Description of the task — From the listing below, return each line that includes "name".

Provided data —
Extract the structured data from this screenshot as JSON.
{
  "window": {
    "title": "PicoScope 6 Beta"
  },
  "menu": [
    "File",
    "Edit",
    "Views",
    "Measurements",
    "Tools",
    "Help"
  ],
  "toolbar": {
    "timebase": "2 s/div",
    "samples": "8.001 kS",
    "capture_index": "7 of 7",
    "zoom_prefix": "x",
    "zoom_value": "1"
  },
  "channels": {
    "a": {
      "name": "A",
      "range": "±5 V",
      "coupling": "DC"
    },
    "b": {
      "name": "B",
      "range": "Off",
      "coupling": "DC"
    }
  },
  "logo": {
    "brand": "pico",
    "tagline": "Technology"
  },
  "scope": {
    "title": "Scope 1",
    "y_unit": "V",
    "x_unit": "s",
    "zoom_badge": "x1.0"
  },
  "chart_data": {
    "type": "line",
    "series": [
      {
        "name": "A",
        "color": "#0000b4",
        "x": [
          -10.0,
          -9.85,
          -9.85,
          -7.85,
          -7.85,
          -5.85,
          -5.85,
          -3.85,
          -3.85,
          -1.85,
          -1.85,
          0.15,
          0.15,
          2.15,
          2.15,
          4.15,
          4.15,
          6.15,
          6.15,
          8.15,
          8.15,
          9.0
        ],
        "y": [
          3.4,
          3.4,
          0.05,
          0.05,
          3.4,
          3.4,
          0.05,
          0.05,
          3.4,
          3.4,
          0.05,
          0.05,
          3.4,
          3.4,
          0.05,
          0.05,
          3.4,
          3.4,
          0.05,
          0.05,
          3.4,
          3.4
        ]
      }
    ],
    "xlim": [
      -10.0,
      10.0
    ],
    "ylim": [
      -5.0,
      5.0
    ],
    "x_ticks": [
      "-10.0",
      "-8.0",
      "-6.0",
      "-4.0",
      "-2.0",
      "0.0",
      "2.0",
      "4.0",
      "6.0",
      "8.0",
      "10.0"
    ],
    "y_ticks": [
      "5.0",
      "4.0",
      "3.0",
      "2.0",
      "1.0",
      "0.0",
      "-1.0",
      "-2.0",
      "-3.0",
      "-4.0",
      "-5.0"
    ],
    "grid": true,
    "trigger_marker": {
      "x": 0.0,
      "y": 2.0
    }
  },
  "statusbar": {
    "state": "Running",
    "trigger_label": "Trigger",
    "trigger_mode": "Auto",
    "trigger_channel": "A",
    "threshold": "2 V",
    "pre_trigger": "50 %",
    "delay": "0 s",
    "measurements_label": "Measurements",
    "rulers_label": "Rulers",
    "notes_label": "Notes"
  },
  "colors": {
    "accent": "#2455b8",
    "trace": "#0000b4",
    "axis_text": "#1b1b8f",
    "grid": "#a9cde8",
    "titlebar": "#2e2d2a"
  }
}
...
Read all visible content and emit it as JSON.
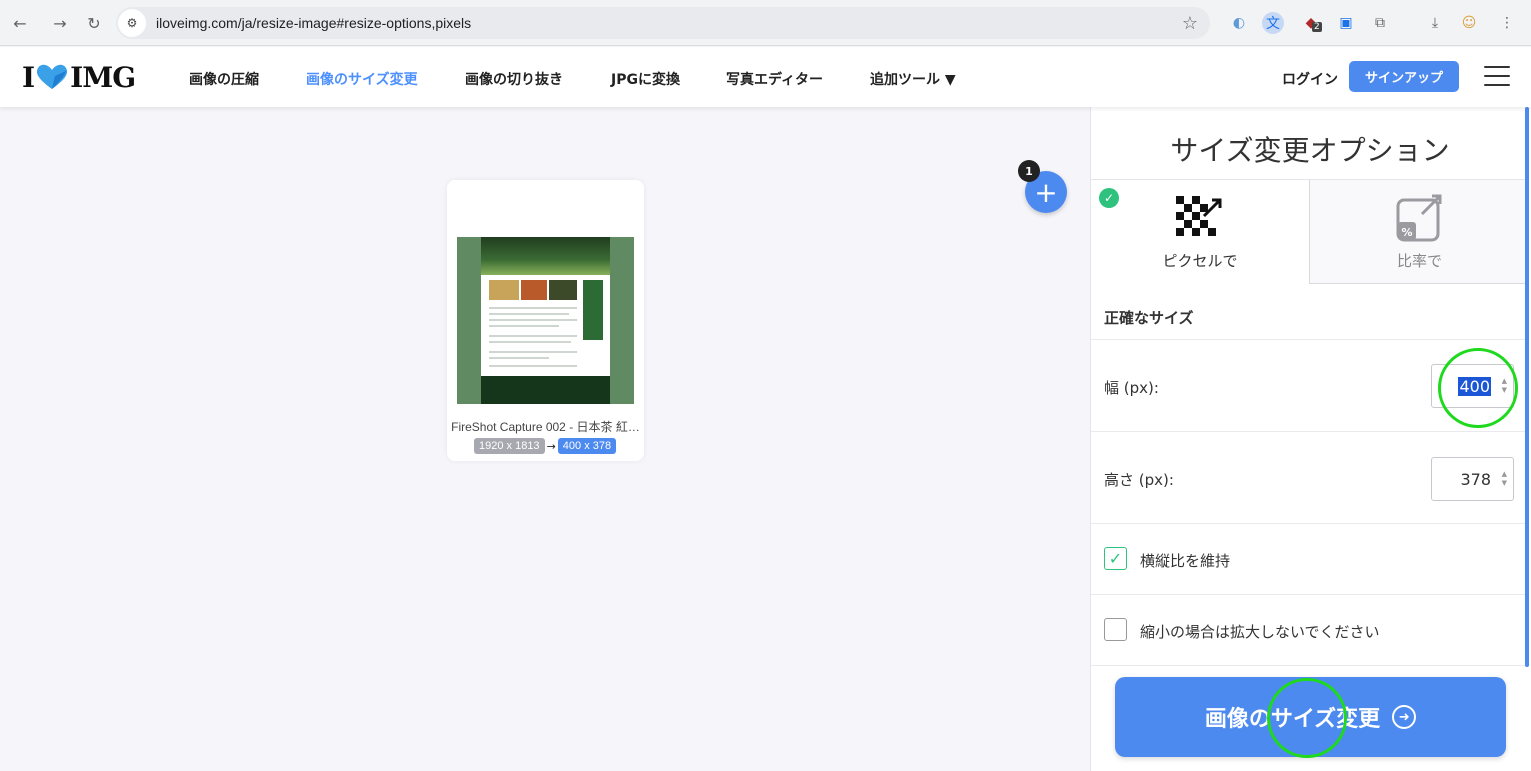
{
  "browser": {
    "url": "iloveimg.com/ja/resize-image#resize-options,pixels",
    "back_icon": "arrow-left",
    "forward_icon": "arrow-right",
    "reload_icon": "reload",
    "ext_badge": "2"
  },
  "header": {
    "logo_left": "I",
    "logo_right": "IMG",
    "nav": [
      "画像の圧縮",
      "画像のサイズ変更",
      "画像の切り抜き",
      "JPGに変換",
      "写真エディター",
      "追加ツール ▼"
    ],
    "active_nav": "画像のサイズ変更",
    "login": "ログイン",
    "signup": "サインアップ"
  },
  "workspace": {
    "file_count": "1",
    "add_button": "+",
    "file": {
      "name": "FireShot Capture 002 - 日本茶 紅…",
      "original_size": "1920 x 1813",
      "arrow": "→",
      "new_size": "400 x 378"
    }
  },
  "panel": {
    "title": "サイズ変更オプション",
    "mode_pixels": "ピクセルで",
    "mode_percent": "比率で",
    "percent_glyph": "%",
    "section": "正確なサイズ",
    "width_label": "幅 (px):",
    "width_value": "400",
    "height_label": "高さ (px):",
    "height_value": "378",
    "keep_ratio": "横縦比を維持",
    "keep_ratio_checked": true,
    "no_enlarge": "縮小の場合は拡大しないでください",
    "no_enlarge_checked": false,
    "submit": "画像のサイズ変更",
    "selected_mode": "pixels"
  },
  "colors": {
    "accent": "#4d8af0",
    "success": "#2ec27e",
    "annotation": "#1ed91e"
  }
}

Complete answer —
      "name": "A",
      "name": "B",
        "name": "A",
      "name": "FireShot Capture 002 - 日本茶 紅…",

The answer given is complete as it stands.